== CONSIGNE 1 ==
D'après la source, quelle est la durée de la version de Silvio et les autres sortie en France ?
== CONSIGNE 2 ==
Filtrez les enregistrements en recopiant chaque ligne qui contient la chaîne "swatch", en tenant compte de la casse.

== SOURCE ==
* * * * * * * * *

Banalisation d'une image négative de la femme dans une structure narrative trop brouillon

Le réalisateur italien Paolo Sorrentino revient en 2018 sur nos écrans avec Silvio et les autres après Les conséquences de l’amour, en compétition à Cannes, ou encore La grande belleza qui obtenu l’Oscar du meilleur film étranger en 2014. C’est également lui qui réalisa la série The Young Pope avec Jude Law. On a donc un cinéaste confirmé alors pourquoi ce Silvio et les autres ?


Toni Servillo (La Belle Endormie avec Isabelle Huppert ou encore La grande belleza) interprète le rôle-titre, celui de Silvio Berlusconi. Sa femme, Veronica Lario est campée par Elena Sofia Ricci (Tout est fini entre nous avec Richard Berry, Le Premier qui l’a dit). Enfin, on peut noter la présence de Riccardo Scamarcio (John Wick 2, Polisse, Dalida) en tant que Sergio Moira.


Silvio et les autres est donc un biopic à mi-chemin entre réalité et fiction de Silvio Berlusconi, personnage public italien qui marqua son pays et le monde entier par sa puissance médiatique et politique mais surtout par ses déboires judiciaires et personnels. Il faut noter qu’en Italie, le film fût découpé en deux parties de 104 et 100 minutes chacune formant ainsi un film global de 3h24. En France, Silvio et les autres est sorti en une seule partie de 2h38.

* * * * * * * * *

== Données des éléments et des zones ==
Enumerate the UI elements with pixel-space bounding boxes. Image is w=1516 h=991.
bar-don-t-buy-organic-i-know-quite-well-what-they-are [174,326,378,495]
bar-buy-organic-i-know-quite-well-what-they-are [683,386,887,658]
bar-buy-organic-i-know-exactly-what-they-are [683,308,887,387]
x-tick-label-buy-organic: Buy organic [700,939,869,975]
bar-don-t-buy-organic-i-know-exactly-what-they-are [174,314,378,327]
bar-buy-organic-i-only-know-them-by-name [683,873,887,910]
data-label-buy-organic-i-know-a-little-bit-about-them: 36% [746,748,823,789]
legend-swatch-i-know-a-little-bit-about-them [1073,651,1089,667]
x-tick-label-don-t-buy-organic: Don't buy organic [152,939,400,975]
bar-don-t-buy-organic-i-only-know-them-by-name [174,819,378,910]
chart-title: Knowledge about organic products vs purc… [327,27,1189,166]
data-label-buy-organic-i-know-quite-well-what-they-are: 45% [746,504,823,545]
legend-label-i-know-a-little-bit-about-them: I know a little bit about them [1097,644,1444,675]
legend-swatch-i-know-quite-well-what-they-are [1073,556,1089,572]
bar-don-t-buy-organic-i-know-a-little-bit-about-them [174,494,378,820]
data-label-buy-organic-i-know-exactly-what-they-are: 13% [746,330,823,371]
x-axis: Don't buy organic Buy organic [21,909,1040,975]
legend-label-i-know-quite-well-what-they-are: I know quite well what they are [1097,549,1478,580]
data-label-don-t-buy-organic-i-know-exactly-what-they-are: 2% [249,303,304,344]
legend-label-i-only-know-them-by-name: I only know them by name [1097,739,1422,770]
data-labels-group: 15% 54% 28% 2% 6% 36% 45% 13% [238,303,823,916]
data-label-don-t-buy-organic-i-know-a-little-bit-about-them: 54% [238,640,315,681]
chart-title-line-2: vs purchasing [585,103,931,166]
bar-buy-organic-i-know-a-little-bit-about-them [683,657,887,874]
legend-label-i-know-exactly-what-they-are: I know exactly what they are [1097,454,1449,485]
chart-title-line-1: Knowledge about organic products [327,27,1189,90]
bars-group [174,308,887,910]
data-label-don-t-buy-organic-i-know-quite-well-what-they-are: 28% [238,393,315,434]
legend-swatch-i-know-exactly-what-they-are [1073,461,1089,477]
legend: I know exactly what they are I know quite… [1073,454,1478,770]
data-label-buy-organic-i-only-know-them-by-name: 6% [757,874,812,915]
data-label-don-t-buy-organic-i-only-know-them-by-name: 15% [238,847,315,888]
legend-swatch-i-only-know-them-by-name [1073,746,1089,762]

* * * * * * * * *

== RÉSULTAT ATTENDU 1 ==
Elle dure 2h38, en une seule partie.

== RÉSULTAT ATTENDU 2 ==
legend-swatch-i-know-a-little-bit-about-them [1073,651,1089,667]
legend-swatch-i-know-quite-well-what-they-are [1073,556,1089,572]
legend-swatch-i-know-exactly-what-they-are [1073,461,1089,477]
legend-swatch-i-only-know-them-by-name [1073,746,1089,762]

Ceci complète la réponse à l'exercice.